§ Work instructions: Reproduce every entry that follows word for word, but omit the images.
______
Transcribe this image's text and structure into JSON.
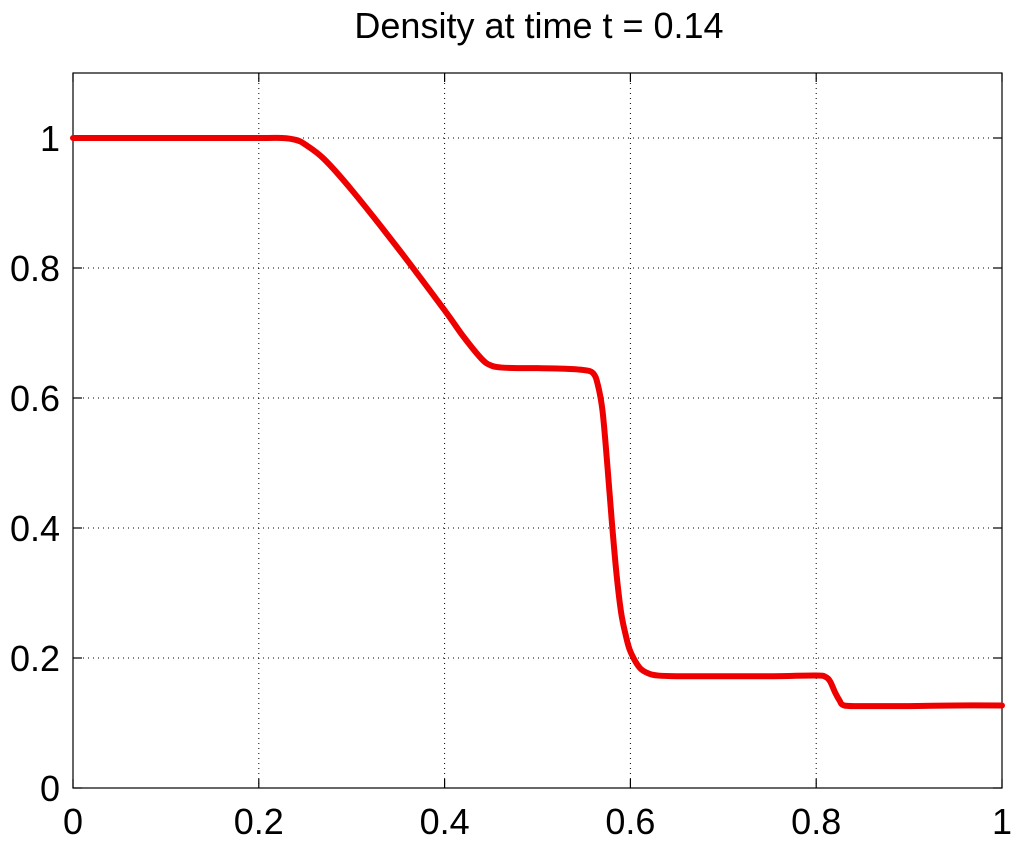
{
  "chart_data": {
    "type": "line",
    "title": "Density at time t = 0.14",
    "xlabel": "",
    "ylabel": "",
    "xlim": [
      0,
      1
    ],
    "ylim": [
      0,
      1.1
    ],
    "xticks": [
      0,
      0.2,
      0.4,
      0.6,
      0.8,
      1
    ],
    "xtick_labels": [
      "0",
      "0.2",
      "0.4",
      "0.6",
      "0.8",
      "1"
    ],
    "yticks": [
      0,
      0.2,
      0.4,
      0.6,
      0.8,
      1
    ],
    "ytick_labels": [
      "0",
      "0.2",
      "0.4",
      "0.6",
      "0.8",
      "1"
    ],
    "grid": true,
    "series": [
      {
        "color": "#ee0000",
        "x": [
          0.0,
          0.1,
          0.2,
          0.225,
          0.24,
          0.25,
          0.27,
          0.3,
          0.35,
          0.4,
          0.42,
          0.44,
          0.45,
          0.46,
          0.48,
          0.5,
          0.53,
          0.55,
          0.56,
          0.565,
          0.57,
          0.575,
          0.58,
          0.585,
          0.59,
          0.595,
          0.6,
          0.61,
          0.62,
          0.63,
          0.65,
          0.7,
          0.75,
          0.8,
          0.81,
          0.815,
          0.82,
          0.825,
          0.83,
          0.85,
          0.9,
          0.95,
          1.0
        ],
        "y": [
          1.0,
          1.0,
          1.0,
          1.0,
          0.997,
          0.99,
          0.968,
          0.92,
          0.83,
          0.735,
          0.695,
          0.66,
          0.65,
          0.647,
          0.646,
          0.646,
          0.645,
          0.643,
          0.638,
          0.62,
          0.58,
          0.5,
          0.41,
          0.33,
          0.27,
          0.235,
          0.21,
          0.185,
          0.176,
          0.173,
          0.172,
          0.172,
          0.172,
          0.173,
          0.171,
          0.164,
          0.148,
          0.135,
          0.127,
          0.126,
          0.126,
          0.127,
          0.127
        ]
      }
    ]
  }
}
______
§ Task output:
Transcribe this image's text and structure into JSON.
{
  "chart_data": {
    "type": "line",
    "title": "Density at time t = 0.14",
    "xlabel": "",
    "ylabel": "",
    "xlim": [
      0,
      1
    ],
    "ylim": [
      0,
      1.1
    ],
    "xticks": [
      0,
      0.2,
      0.4,
      0.6,
      0.8,
      1
    ],
    "xtick_labels": [
      "0",
      "0.2",
      "0.4",
      "0.6",
      "0.8",
      "1"
    ],
    "yticks": [
      0,
      0.2,
      0.4,
      0.6,
      0.8,
      1
    ],
    "ytick_labels": [
      "0",
      "0.2",
      "0.4",
      "0.6",
      "0.8",
      "1"
    ],
    "grid": true,
    "series": [
      {
        "color": "#ee0000",
        "x": [
          0.0,
          0.1,
          0.2,
          0.225,
          0.24,
          0.25,
          0.27,
          0.3,
          0.35,
          0.4,
          0.42,
          0.44,
          0.45,
          0.46,
          0.48,
          0.5,
          0.53,
          0.55,
          0.56,
          0.565,
          0.57,
          0.575,
          0.58,
          0.585,
          0.59,
          0.595,
          0.6,
          0.61,
          0.62,
          0.63,
          0.65,
          0.7,
          0.75,
          0.8,
          0.81,
          0.815,
          0.82,
          0.825,
          0.83,
          0.85,
          0.9,
          0.95,
          1.0
        ],
        "y": [
          1.0,
          1.0,
          1.0,
          1.0,
          0.997,
          0.99,
          0.968,
          0.92,
          0.83,
          0.735,
          0.695,
          0.66,
          0.65,
          0.647,
          0.646,
          0.646,
          0.645,
          0.643,
          0.638,
          0.62,
          0.58,
          0.5,
          0.41,
          0.33,
          0.27,
          0.235,
          0.21,
          0.185,
          0.176,
          0.173,
          0.172,
          0.172,
          0.172,
          0.173,
          0.171,
          0.164,
          0.148,
          0.135,
          0.127,
          0.126,
          0.126,
          0.127,
          0.127
        ]
      }
    ]
  }
}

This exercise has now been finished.